TASK STATEMENT —
Select the lines of the records containing the word "above" and list them.

=====

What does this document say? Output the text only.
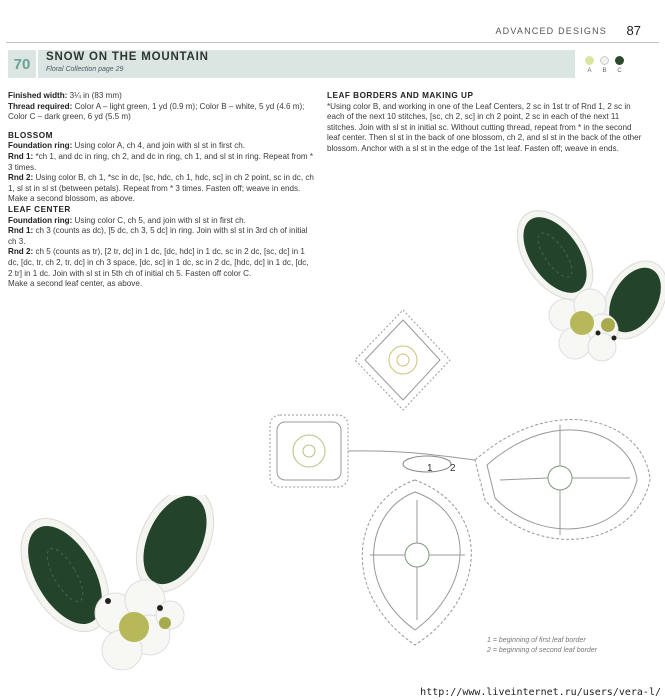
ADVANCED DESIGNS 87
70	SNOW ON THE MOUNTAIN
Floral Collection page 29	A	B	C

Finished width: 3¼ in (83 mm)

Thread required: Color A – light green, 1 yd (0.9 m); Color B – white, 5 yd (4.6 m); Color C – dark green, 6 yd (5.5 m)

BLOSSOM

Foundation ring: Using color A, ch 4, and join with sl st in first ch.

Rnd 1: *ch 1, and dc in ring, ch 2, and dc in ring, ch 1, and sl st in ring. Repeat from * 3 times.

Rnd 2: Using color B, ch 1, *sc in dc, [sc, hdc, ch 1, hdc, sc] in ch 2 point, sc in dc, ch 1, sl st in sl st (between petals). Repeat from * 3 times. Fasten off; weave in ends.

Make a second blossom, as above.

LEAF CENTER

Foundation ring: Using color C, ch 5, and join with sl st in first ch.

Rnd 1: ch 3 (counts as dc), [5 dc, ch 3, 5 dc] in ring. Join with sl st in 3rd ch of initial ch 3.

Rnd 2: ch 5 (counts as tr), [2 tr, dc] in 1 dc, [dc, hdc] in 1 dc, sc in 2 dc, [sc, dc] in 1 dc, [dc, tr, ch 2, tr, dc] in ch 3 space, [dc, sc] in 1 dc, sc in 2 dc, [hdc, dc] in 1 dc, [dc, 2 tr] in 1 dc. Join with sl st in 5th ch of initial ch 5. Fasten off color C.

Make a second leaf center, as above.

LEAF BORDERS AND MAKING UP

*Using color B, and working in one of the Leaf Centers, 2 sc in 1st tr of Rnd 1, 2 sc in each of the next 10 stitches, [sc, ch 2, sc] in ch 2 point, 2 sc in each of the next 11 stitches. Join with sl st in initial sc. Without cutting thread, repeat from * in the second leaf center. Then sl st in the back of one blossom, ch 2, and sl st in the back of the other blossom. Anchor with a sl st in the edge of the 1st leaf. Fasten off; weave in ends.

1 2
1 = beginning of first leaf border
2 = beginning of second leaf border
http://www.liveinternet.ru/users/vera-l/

=====

SOLUTION BELOW —
Make a second blossom, as above.
Make a second leaf center, as above.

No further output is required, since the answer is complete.